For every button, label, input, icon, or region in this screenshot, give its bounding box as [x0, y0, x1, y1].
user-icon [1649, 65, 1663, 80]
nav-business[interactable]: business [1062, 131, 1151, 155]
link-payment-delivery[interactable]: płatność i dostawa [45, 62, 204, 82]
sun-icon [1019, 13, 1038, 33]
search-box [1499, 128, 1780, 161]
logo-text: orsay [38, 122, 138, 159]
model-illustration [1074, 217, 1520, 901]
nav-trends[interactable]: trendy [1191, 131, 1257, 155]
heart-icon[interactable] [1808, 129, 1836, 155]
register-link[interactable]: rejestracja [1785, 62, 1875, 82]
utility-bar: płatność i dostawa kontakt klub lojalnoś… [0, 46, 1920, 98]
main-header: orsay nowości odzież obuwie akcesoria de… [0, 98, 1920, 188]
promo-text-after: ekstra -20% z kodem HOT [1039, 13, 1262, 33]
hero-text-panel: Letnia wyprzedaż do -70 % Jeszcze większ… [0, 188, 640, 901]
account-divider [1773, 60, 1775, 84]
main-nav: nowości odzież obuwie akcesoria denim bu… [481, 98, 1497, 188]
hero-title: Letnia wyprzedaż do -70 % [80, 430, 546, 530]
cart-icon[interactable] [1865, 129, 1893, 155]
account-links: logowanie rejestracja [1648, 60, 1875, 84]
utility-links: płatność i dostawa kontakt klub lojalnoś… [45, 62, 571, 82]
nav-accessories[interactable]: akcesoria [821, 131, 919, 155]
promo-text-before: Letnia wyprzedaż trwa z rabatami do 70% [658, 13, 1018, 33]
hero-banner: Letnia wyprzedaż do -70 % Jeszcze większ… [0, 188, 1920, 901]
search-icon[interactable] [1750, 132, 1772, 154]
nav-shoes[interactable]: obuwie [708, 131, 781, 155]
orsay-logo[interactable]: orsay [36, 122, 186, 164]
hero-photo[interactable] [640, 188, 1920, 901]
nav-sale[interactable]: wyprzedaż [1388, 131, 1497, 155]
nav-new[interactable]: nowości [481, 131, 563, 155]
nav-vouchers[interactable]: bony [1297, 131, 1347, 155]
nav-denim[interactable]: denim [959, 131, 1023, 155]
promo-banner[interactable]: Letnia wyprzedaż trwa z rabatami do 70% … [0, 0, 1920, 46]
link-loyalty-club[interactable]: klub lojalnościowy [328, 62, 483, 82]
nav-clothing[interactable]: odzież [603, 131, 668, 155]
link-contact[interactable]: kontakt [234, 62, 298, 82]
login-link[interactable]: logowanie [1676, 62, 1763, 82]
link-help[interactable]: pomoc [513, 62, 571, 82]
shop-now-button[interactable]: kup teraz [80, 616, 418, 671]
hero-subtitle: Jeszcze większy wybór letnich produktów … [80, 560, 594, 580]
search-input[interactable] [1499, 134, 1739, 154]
:::
### Aim of the task
Copy the lines starting at the first one above and ending at the one containing "register-link[interactable]: rejestracja [1785, 62, 1875, 82]", but substitute "enclosing rectangle" for "bounding box" and leave everything else unchanged.

### Task result
For every button, label, input, icon, or region in this screenshot, give its enclosing rectangle as [x0, y0, x1, y1].
user-icon [1649, 65, 1663, 80]
nav-business[interactable]: business [1062, 131, 1151, 155]
link-payment-delivery[interactable]: płatność i dostawa [45, 62, 204, 82]
sun-icon [1019, 13, 1038, 33]
search-box [1499, 128, 1780, 161]
logo-text: orsay [38, 122, 138, 159]
model-illustration [1074, 217, 1520, 901]
nav-trends[interactable]: trendy [1191, 131, 1257, 155]
heart-icon[interactable] [1808, 129, 1836, 155]
register-link[interactable]: rejestracja [1785, 62, 1875, 82]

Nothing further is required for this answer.